_Task_. Write out the whole listing again, exactly.
** START Data extract **
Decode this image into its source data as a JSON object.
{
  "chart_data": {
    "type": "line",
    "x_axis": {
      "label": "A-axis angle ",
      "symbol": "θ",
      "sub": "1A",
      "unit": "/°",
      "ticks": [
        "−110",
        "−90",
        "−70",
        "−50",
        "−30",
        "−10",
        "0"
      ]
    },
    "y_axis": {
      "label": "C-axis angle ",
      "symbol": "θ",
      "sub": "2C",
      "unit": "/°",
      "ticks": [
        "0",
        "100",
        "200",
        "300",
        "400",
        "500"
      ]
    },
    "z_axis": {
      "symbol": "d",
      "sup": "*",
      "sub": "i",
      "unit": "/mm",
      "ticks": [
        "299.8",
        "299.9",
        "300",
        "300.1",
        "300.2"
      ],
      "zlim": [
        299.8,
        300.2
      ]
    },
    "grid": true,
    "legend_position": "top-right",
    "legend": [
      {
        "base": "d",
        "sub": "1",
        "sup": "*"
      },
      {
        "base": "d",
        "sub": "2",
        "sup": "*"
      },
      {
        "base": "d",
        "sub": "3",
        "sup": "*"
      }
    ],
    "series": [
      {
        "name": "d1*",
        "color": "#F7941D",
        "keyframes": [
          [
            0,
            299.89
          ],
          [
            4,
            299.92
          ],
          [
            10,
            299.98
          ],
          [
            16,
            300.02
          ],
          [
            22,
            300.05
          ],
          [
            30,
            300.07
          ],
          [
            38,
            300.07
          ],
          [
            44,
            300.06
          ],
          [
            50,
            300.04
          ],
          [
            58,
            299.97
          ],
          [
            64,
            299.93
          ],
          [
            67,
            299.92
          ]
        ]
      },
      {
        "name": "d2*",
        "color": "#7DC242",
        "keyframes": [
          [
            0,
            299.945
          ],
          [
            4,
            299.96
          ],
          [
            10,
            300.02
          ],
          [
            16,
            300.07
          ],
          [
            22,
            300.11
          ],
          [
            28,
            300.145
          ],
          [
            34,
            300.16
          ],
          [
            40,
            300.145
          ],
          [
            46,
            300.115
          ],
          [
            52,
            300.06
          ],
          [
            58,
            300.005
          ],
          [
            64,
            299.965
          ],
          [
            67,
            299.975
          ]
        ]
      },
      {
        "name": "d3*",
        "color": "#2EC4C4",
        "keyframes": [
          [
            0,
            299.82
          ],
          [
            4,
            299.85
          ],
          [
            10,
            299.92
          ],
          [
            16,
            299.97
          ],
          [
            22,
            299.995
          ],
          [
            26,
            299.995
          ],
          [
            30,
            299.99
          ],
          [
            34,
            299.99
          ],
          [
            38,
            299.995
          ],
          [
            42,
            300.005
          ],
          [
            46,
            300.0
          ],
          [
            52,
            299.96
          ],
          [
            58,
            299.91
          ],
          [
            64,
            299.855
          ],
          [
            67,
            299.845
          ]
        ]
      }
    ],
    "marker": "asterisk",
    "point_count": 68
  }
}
** END Data extract **
_Exercise result_.
Decode this image into its source data as a JSON object.
{
  "chart_data": {
    "type": "line",
    "x_axis": {
      "label": "A-axis angle ",
      "symbol": "θ",
      "sub": "1A",
      "unit": "/°",
      "ticks": [
        "−110",
        "−90",
        "−70",
        "−50",
        "−30",
        "−10",
        "0"
      ]
    },
    "y_axis": {
      "label": "C-axis angle ",
      "symbol": "θ",
      "sub": "2C",
      "unit": "/°",
      "ticks": [
        "0",
        "100",
        "200",
        "300",
        "400",
        "500"
      ]
    },
    "z_axis": {
      "symbol": "d",
      "sup": "*",
      "sub": "i",
      "unit": "/mm",
      "ticks": [
        "299.8",
        "299.9",
        "300",
        "300.1",
        "300.2"
      ],
      "zlim": [
        299.8,
        300.2
      ]
    },
    "grid": true,
    "legend_position": "top-right",
    "legend": [
      {
        "base": "d",
        "sub": "1",
        "sup": "*"
      },
      {
        "base": "d",
        "sub": "2",
        "sup": "*"
      },
      {
        "base": "d",
        "sub": "3",
        "sup": "*"
      }
    ],
    "series": [
      {
        "name": "d1*",
        "color": "#F7941D",
        "keyframes": [
          [
            0,
            299.89
          ],
          [
            4,
            299.92
          ],
          [
            10,
            299.98
          ],
          [
            16,
            300.02
          ],
          [
            22,
            300.05
          ],
          [
            30,
            300.07
          ],
          [
            38,
            300.07
          ],
          [
            44,
            300.06
          ],
          [
            50,
            300.04
          ],
          [
            58,
            299.97
          ],
          [
            64,
            299.93
          ],
          [
            67,
            299.92
          ]
        ]
      },
      {
        "name": "d2*",
        "color": "#7DC242",
        "keyframes": [
          [
            0,
            299.945
          ],
          [
            4,
            299.96
          ],
          [
            10,
            300.02
          ],
          [
            16,
            300.07
          ],
          [
            22,
            300.11
          ],
          [
            28,
            300.145
          ],
          [
            34,
            300.16
          ],
          [
            40,
            300.145
          ],
          [
            46,
            300.115
          ],
          [
            52,
            300.06
          ],
          [
            58,
            300.005
          ],
          [
            64,
            299.965
          ],
          [
            67,
            299.975
          ]
        ]
      },
      {
        "name": "d3*",
        "color": "#2EC4C4",
        "keyframes": [
          [
            0,
            299.82
          ],
          [
            4,
            299.85
          ],
          [
            10,
            299.92
          ],
          [
            16,
            299.97
          ],
          [
            22,
            299.995
          ],
          [
            26,
            299.995
          ],
          [
            30,
            299.99
          ],
          [
            34,
            299.99
          ],
          [
            38,
            299.995
          ],
          [
            42,
            300.005
          ],
          [
            46,
            300.0
          ],
          [
            52,
            299.96
          ],
          [
            58,
            299.91
          ],
          [
            64,
            299.855
          ],
          [
            67,
            299.845
          ]
        ]
      }
    ],
    "marker": "asterisk",
    "point_count": 68
  }
}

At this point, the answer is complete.